-- START --

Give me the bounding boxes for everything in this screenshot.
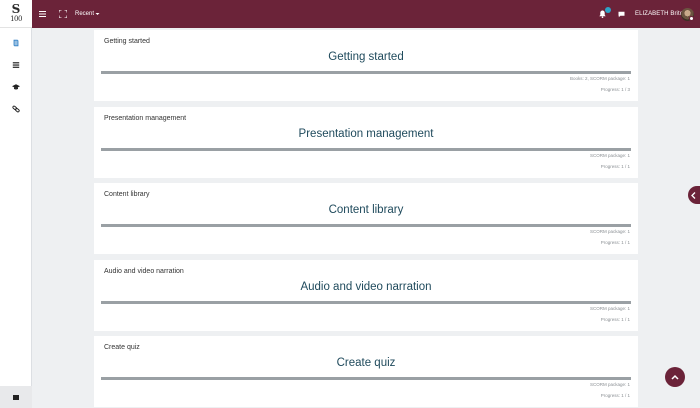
section-activity-count: SCORM package: 1 xyxy=(589,305,630,311)
user-name: ELIZABETH Brito xyxy=(635,11,684,17)
section-label[interactable]: Create quiz xyxy=(104,344,140,351)
recent-dropdown[interactable]: Recent xyxy=(75,0,100,28)
caret-down-icon xyxy=(95,13,100,15)
graduation-cap-icon xyxy=(12,84,20,90)
sidebar-item-list[interactable] xyxy=(0,54,32,76)
section-progress: Progress: 1 / 1 xyxy=(600,316,630,322)
section-progress: Progress: 1 / 1 xyxy=(600,393,630,398)
section-activity-count: SCORM package: 1 xyxy=(589,229,630,234)
status-dot xyxy=(689,16,694,21)
section-card: Audio and video narration Audio and vide… xyxy=(94,259,638,331)
sidebar-footer-button[interactable] xyxy=(0,386,32,408)
sidebar-item-courses[interactable] xyxy=(0,76,32,98)
chat-bubble-icon xyxy=(618,11,625,17)
list-icon xyxy=(12,62,20,68)
section-divider xyxy=(101,224,631,227)
section-progress: Progress: 1 / 1 xyxy=(600,163,630,169)
section-divider xyxy=(101,300,631,304)
notifications-badge xyxy=(605,7,611,13)
section-title: Content library xyxy=(328,204,404,216)
section-progress: Progress: 1 / 3 xyxy=(600,87,630,92)
section-activity-count: Books: 2, SCORM package: 1 xyxy=(569,76,630,81)
chevron-up-icon xyxy=(671,374,679,380)
section-divider xyxy=(101,377,631,380)
section-label[interactable]: Content library xyxy=(104,191,150,198)
logo-bottom: 100 xyxy=(10,15,22,23)
section-card: Create quiz Create quiz SCORM package: 1… xyxy=(94,336,638,407)
square-icon xyxy=(13,394,19,400)
user-menu[interactable]: ELIZABETH Brito xyxy=(635,0,683,28)
sidebar-item-book[interactable] xyxy=(0,32,32,54)
section-title: Presentation management xyxy=(298,127,434,140)
course-sections: Getting started Getting started Books: 2… xyxy=(94,30,638,408)
section-activity-count: SCORM package: 1 xyxy=(589,382,630,387)
link-icon xyxy=(12,105,20,113)
section-card: Content library Content library SCORM pa… xyxy=(94,183,638,254)
book-icon xyxy=(13,39,19,47)
section-label[interactable]: Audio and video narration xyxy=(104,268,184,275)
left-sidebar: S 100 xyxy=(0,0,32,408)
fullscreen-button[interactable] xyxy=(59,0,67,28)
messages-button[interactable] xyxy=(618,0,625,28)
site-logo[interactable]: S 100 xyxy=(0,0,32,28)
back-to-top-button[interactable] xyxy=(665,367,685,387)
notifications-button[interactable] xyxy=(599,0,606,28)
section-label[interactable]: Getting started xyxy=(104,38,150,45)
logo-top: S xyxy=(11,2,21,16)
section-title: Create quiz xyxy=(336,357,396,369)
drawer-toggle-button[interactable] xyxy=(688,186,700,204)
menu-toggle-button[interactable] xyxy=(39,0,46,28)
hamburger-icon xyxy=(39,11,46,17)
section-activity-count: SCORM package: 1 xyxy=(589,152,630,158)
recent-label: Recent xyxy=(75,11,95,17)
section-card: Presentation management Presentation man… xyxy=(94,106,638,178)
section-label[interactable]: Presentation management xyxy=(104,115,186,122)
sidebar-item-link[interactable] xyxy=(0,98,32,120)
section-title: Audio and video narration xyxy=(300,280,432,293)
fullscreen-icon xyxy=(59,10,67,18)
section-title: Getting started xyxy=(328,51,404,63)
section-divider xyxy=(101,71,631,74)
section-card: Getting started Getting started Books: 2… xyxy=(94,30,638,101)
section-divider xyxy=(101,147,631,151)
chevron-left-icon xyxy=(691,191,696,199)
section-progress: Progress: 1 / 1 xyxy=(600,240,630,245)
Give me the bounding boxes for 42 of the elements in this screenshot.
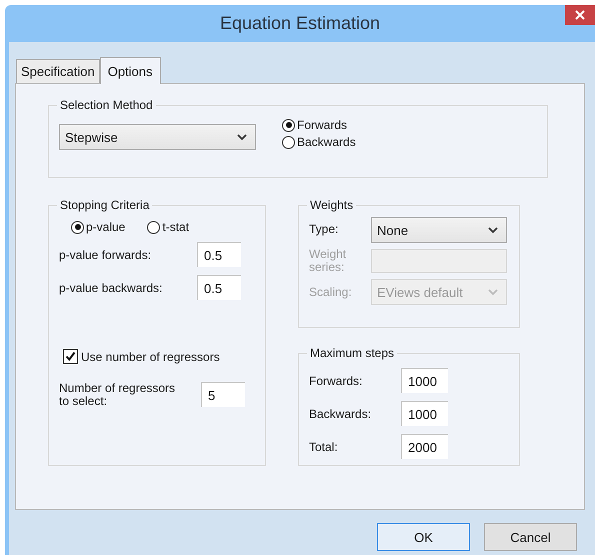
radio-button[interactable]	[282, 118, 295, 132]
checkbox[interactable]	[63, 349, 78, 364]
group-title: Maximum steps	[309, 346, 396, 360]
radio-option[interactable]: Forwards	[282, 118, 356, 132]
field-label: Total:	[309, 440, 339, 454]
field-label: Forwards:	[309, 374, 364, 388]
tab[interactable]: Specification	[16, 59, 100, 83]
field-label: Scaling:	[309, 286, 353, 299]
radio-option[interactable]: p-value	[71, 220, 126, 234]
input-field[interactable]: 5	[201, 382, 245, 407]
close-icon	[575, 10, 585, 20]
field-label: p-value forwards:	[59, 248, 152, 262]
tab[interactable]: Options	[100, 57, 161, 84]
dropdown[interactable]: Stepwise	[59, 124, 256, 150]
field-label: Backwards:	[309, 406, 372, 420]
input-field[interactable]: 1000	[401, 401, 448, 426]
close-button[interactable]	[565, 5, 595, 25]
dropdown[interactable]: None	[371, 217, 507, 243]
radio-button[interactable]	[282, 136, 295, 148]
chevron-down-icon	[237, 134, 247, 140]
radio-option[interactable]: t-stat	[147, 220, 190, 234]
input-field[interactable]: 0.5	[197, 242, 241, 267]
group-title: Selection Method	[59, 98, 154, 112]
checkmark-icon	[65, 351, 76, 362]
checkbox-option[interactable]: Use number of regressors	[63, 349, 255, 364]
group-title: Stopping Criteria	[59, 198, 150, 212]
radio-button[interactable]	[71, 220, 84, 234]
field-label: p-value backwards:	[59, 280, 164, 294]
chevron-down-icon	[488, 288, 498, 296]
field-label: Weight series:	[309, 248, 348, 274]
radio-option[interactable]: Backwards	[282, 135, 356, 149]
field-label: Number of regressors to select:	[59, 382, 176, 408]
input-field[interactable]: 2000	[401, 434, 448, 459]
chevron-down-icon	[488, 226, 498, 234]
input-field[interactable]: 1000	[401, 368, 448, 393]
radio-button[interactable]	[147, 220, 160, 234]
dialog-button[interactable]: Cancel	[484, 523, 577, 551]
input-field[interactable]: 0.5	[197, 275, 241, 300]
field-label: Type:	[309, 223, 340, 237]
group-title: Weights	[309, 198, 354, 212]
window-title: Equation Estimation	[220, 12, 380, 34]
dialog-button[interactable]: OK	[377, 523, 470, 551]
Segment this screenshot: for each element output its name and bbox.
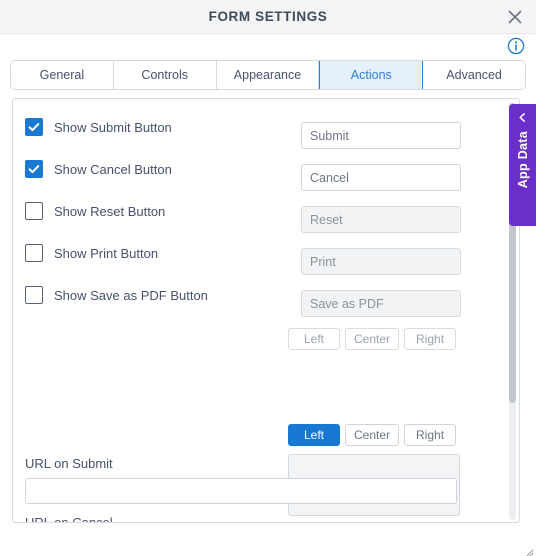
- align-right-button-bottom[interactable]: Right: [404, 424, 457, 446]
- row-show-reset-button: Show Reset Button: [25, 201, 165, 221]
- checkbox-show-reset-button[interactable]: [25, 202, 43, 220]
- url-on-submit-input[interactable]: [25, 478, 457, 504]
- align-left-button-bottom[interactable]: Left: [288, 424, 340, 446]
- label-show-print-button: Show Print Button: [54, 245, 159, 261]
- row-show-submit-button: Show Submit Button: [25, 117, 172, 137]
- tab-actions[interactable]: Actions: [319, 61, 424, 89]
- cancel-button-label-input[interactable]: Cancel: [301, 164, 461, 191]
- alignment-group-bottom: Left Center Right: [288, 424, 457, 446]
- actions-settings-content: Show Submit Button Show Cancel Button Sh…: [13, 99, 519, 523]
- checkbox-show-save-as-pdf-button[interactable]: [25, 286, 43, 304]
- app-data-label: App Data: [515, 131, 530, 189]
- label-show-cancel-button: Show Cancel Button: [54, 161, 172, 177]
- actions-settings-panel: Show Submit Button Show Cancel Button Sh…: [12, 98, 520, 523]
- label-show-reset-button: Show Reset Button: [54, 203, 166, 219]
- info-icon[interactable]: [507, 37, 525, 55]
- row-show-print-button: Show Print Button: [25, 243, 158, 263]
- checkbox-show-cancel-button[interactable]: [25, 160, 43, 178]
- dialog-titlebar: FORM SETTINGS: [0, 0, 536, 34]
- resize-handle[interactable]: [524, 544, 534, 556]
- url-on-submit-label: URL on Submit: [25, 456, 113, 471]
- page-title: FORM SETTINGS: [208, 9, 328, 24]
- save-as-pdf-button-label-input[interactable]: Save as PDF: [301, 290, 461, 317]
- align-center-button-top[interactable]: Center: [345, 328, 400, 350]
- chevron-left-icon: [517, 111, 528, 127]
- tab-advanced[interactable]: Advanced: [423, 61, 525, 89]
- row-show-save-as-pdf-button: Show Save as PDF Button: [25, 285, 208, 305]
- print-button-label-input[interactable]: Print: [301, 248, 461, 275]
- url-on-cancel-label: URL on Cancel: [25, 515, 113, 523]
- tab-controls[interactable]: Controls: [113, 61, 217, 89]
- label-show-submit-button: Show Submit Button: [54, 119, 172, 135]
- align-left-button-top[interactable]: Left: [288, 328, 340, 350]
- close-icon[interactable]: [504, 6, 526, 28]
- alignment-group-top: Left Center Right: [288, 328, 457, 350]
- checkbox-show-submit-button[interactable]: [25, 118, 43, 136]
- row-show-cancel-button: Show Cancel Button: [25, 159, 172, 179]
- align-right-button-top[interactable]: Right: [404, 328, 457, 350]
- submit-button-label-input[interactable]: Submit: [301, 122, 461, 149]
- tab-general[interactable]: General: [11, 61, 114, 89]
- reset-button-label-input[interactable]: Reset: [301, 206, 461, 233]
- label-show-save-as-pdf-button: Show Save as PDF Button: [54, 287, 208, 303]
- settings-tabs: General Controls Appearance Actions Adva…: [10, 60, 526, 90]
- tab-appearance[interactable]: Appearance: [216, 61, 320, 89]
- align-center-button-bottom[interactable]: Center: [345, 424, 400, 446]
- checkbox-show-print-button[interactable]: [25, 244, 43, 262]
- form-settings-dialog: FORM SETTINGS General Controls Appearanc…: [0, 0, 536, 556]
- app-data-tab[interactable]: App Data: [509, 104, 536, 226]
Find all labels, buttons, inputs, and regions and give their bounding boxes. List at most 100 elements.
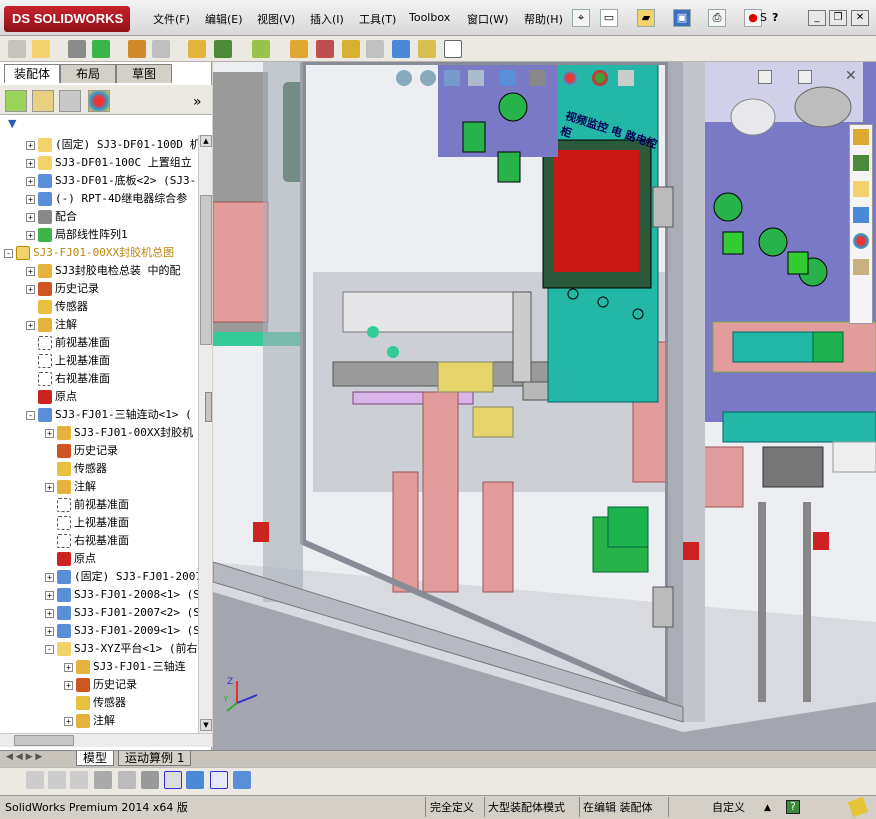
tree-vertical-scrollbar[interactable]: ▲ ▼ — [198, 135, 212, 733]
tree-expander-icon[interactable]: - — [45, 644, 54, 654]
reference-geometry-icon[interactable] — [252, 40, 270, 58]
insert-component-icon[interactable] — [32, 40, 50, 58]
menu-toolbox[interactable]: Toolbox — [409, 11, 450, 24]
tree-item[interactable]: 右视基准面 — [45, 532, 198, 550]
property-manager-icon[interactable] — [32, 90, 54, 112]
tab-sketch[interactable]: 草图 — [116, 64, 172, 83]
tree-item[interactable]: 传感器 — [64, 694, 198, 712]
edit-appearance-icon[interactable] — [562, 70, 578, 86]
tree-expander-icon[interactable]: + — [26, 266, 35, 276]
tree-expander-icon[interactable]: + — [26, 284, 35, 294]
panel-collapse-icon[interactable]: » — [193, 94, 202, 110]
tree-item[interactable]: 右视基准面 — [26, 370, 198, 388]
tree-expander-icon[interactable]: + — [26, 194, 35, 204]
tree-expander-icon[interactable]: + — [45, 608, 54, 618]
menu-view[interactable]: 视图(V) — [257, 11, 295, 27]
tree-expander-icon[interactable]: + — [64, 662, 73, 672]
restore-icon[interactable]: ❐ — [829, 10, 847, 26]
explode-line-icon[interactable] — [366, 40, 384, 58]
tree-item[interactable]: + SJ3-FJ01-2008<1> (S. — [45, 586, 198, 604]
tree-expander-icon[interactable]: + — [64, 716, 73, 726]
section-icon[interactable] — [118, 771, 136, 789]
tree-item[interactable]: + SJ3-FJ01-2007<2> (S. — [45, 604, 198, 622]
tree-expander-icon[interactable]: + — [26, 158, 35, 168]
tree-item[interactable]: 上视基准面 — [26, 352, 198, 370]
menu-edit[interactable]: 编辑(E) — [205, 11, 243, 27]
axis-icon[interactable] — [164, 771, 182, 789]
tab-layout[interactable]: 布局 — [60, 64, 116, 83]
tree-item[interactable]: + 注解 — [45, 478, 198, 496]
file-explorer-icon[interactable] — [853, 181, 869, 197]
pin-icon[interactable]: ⌖ — [572, 9, 590, 27]
tree-expander-icon[interactable]: + — [45, 482, 54, 492]
tree-expander-icon[interactable]: + — [26, 320, 35, 330]
tree-item[interactable]: + (固定) SJ3-FJ01-2007 — [45, 568, 198, 586]
tree-item[interactable]: + SJ3-FJ01-2009<1> (S. — [45, 622, 198, 640]
wireframe-icon[interactable] — [94, 771, 112, 789]
view-settings-icon[interactable] — [618, 70, 634, 86]
open-folder-icon[interactable]: ▰ — [637, 9, 655, 27]
zoom-to-fit-icon[interactable] — [396, 70, 412, 86]
tree-item[interactable]: + 局部线性阵列1 — [26, 226, 198, 244]
tree-item[interactable]: + SJ3-DF01-底板<2> (SJ3- — [26, 172, 198, 190]
panel-splitter[interactable] — [205, 392, 212, 422]
section-view-icon[interactable] — [468, 70, 484, 86]
feature-manager-icon[interactable] — [5, 90, 27, 112]
tree-item[interactable]: + SJ3封胶电检总装 中的配 — [26, 262, 198, 280]
viewport-close-icon[interactable]: ✕ — [845, 68, 857, 84]
previous-view-icon[interactable] — [444, 70, 460, 86]
tree-expander-icon[interactable]: + — [45, 428, 54, 438]
tree-item[interactable]: - SJ3-FJ01-三轴连动<1> ( — [26, 406, 198, 424]
tree-item[interactable]: 传感器 — [45, 460, 198, 478]
tree-expander-icon[interactable]: - — [4, 248, 13, 258]
tree-item[interactable]: 前视基准面 — [45, 496, 198, 514]
minimize-icon[interactable]: _ — [808, 10, 826, 26]
custom-properties-icon[interactable] — [853, 259, 869, 275]
search-label[interactable]: S — [760, 11, 767, 24]
tree-expander-icon[interactable]: + — [45, 590, 54, 600]
tree-item[interactable]: + (固定) SJ3-DF01-100D 机 — [26, 136, 198, 154]
filter-icon[interactable]: ▼ — [8, 117, 16, 130]
design-library-icon[interactable] — [853, 155, 869, 171]
tree-item[interactable]: - SJ3-FJ01-00XX封胶机总图 — [4, 244, 198, 262]
tree-item[interactable]: + SJ3-DF01-100C 上置组立 — [26, 154, 198, 172]
normal-to-icon[interactable] — [233, 771, 251, 789]
viewport-split-icon[interactable] — [758, 70, 772, 84]
tree-item[interactable]: + 历史记录 — [26, 280, 198, 298]
apply-scene-icon[interactable] — [592, 70, 608, 86]
show-hidden-icon[interactable] — [188, 40, 206, 58]
edit-component-icon[interactable] — [8, 40, 26, 58]
instant3d-icon[interactable] — [444, 40, 462, 58]
tab-scroll-arrows[interactable]: ◀ ◀ ▶ ▶ — [6, 752, 42, 762]
units-arrow-icon[interactable]: ▲ — [764, 799, 771, 817]
new-document-icon[interactable]: ▭ — [600, 9, 618, 27]
quick-tips-icon[interactable]: ? — [786, 800, 800, 814]
tree-item[interactable]: + 历史记录 — [64, 676, 198, 694]
tree-expander-icon[interactable]: + — [45, 572, 54, 582]
hscroll-thumb[interactable] — [14, 735, 74, 746]
graphics-viewport[interactable]: 视频监控 电 路电控柜 ✕ Z Y — [213, 62, 876, 750]
display-manager-icon[interactable] — [88, 90, 110, 112]
tree-item[interactable]: + 注解 — [26, 316, 198, 334]
new-motion-study-icon[interactable] — [290, 40, 308, 58]
tree-item[interactable]: + (-) RPT-4D继电器综合参 — [26, 190, 198, 208]
tree-expander-icon[interactable]: - — [26, 410, 35, 420]
help-icon[interactable]: ? — [772, 11, 778, 24]
shaded-icon[interactable] — [48, 771, 66, 789]
interference-detection-icon[interactable] — [392, 40, 410, 58]
view-orientation-icon[interactable] — [500, 70, 516, 86]
tree-expander-icon[interactable]: + — [26, 176, 35, 186]
tree-item[interactable]: + SJ3-FJ01-三轴连 — [64, 658, 198, 676]
exploded-view-icon[interactable] — [342, 40, 360, 58]
tree-item[interactable]: 历史记录 — [45, 442, 198, 460]
assembly-features-icon[interactable] — [214, 40, 232, 58]
display-style-icon[interactable] — [530, 70, 546, 86]
shaded-with-edges-icon[interactable] — [26, 771, 44, 789]
appearances-icon[interactable] — [853, 233, 869, 249]
move-component-icon[interactable] — [152, 40, 170, 58]
smart-fasteners-icon[interactable] — [128, 40, 146, 58]
assembly-model[interactable] — [213, 62, 876, 750]
linear-pattern-icon[interactable] — [92, 40, 110, 58]
tree-expander-icon[interactable]: + — [26, 212, 35, 222]
print-icon[interactable]: ⎙ — [708, 9, 726, 27]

-- END --

**Aim:**
Could you repeat the lines from the one containing "118, 295, 132]" to the one containing "351, 76, 362]", both included, exactly as they appear?

**Solution to this task:**
radio-button[interactable]	[282, 118, 295, 132]
checkbox[interactable]	[63, 349, 78, 364]
group-title: Maximum steps	[309, 346, 396, 360]
radio-option[interactable]: Forwards	[282, 118, 356, 132]
field-label: Total:	[309, 440, 339, 454]
field-label: Forwards:	[309, 374, 364, 388]
tab[interactable]: Specification	[16, 59, 100, 83]
field-label: Scaling:	[309, 286, 353, 299]
radio-option[interactable]: p-value	[71, 220, 126, 234]
input-field[interactable]: 5	[201, 382, 245, 407]
close-icon	[575, 10, 585, 20]
field-label: p-value forwards:	[59, 248, 152, 262]
tab[interactable]: Options	[100, 57, 161, 84]
dropdown[interactable]: Stepwise	[59, 124, 256, 150]
field-label: Backwards:	[309, 406, 372, 420]
input-field[interactable]: 1000	[401, 401, 448, 426]
close-button[interactable]	[565, 5, 595, 25]
dropdown[interactable]: None	[371, 217, 507, 243]
radio-button[interactable]	[282, 136, 295, 148]
chevron-down-icon	[237, 134, 247, 140]
radio-option[interactable]: t-stat	[147, 220, 190, 234]
input-field[interactable]: 0.5	[197, 242, 241, 267]
group-title: Selection Method	[59, 98, 154, 112]
checkmark-icon	[65, 351, 76, 362]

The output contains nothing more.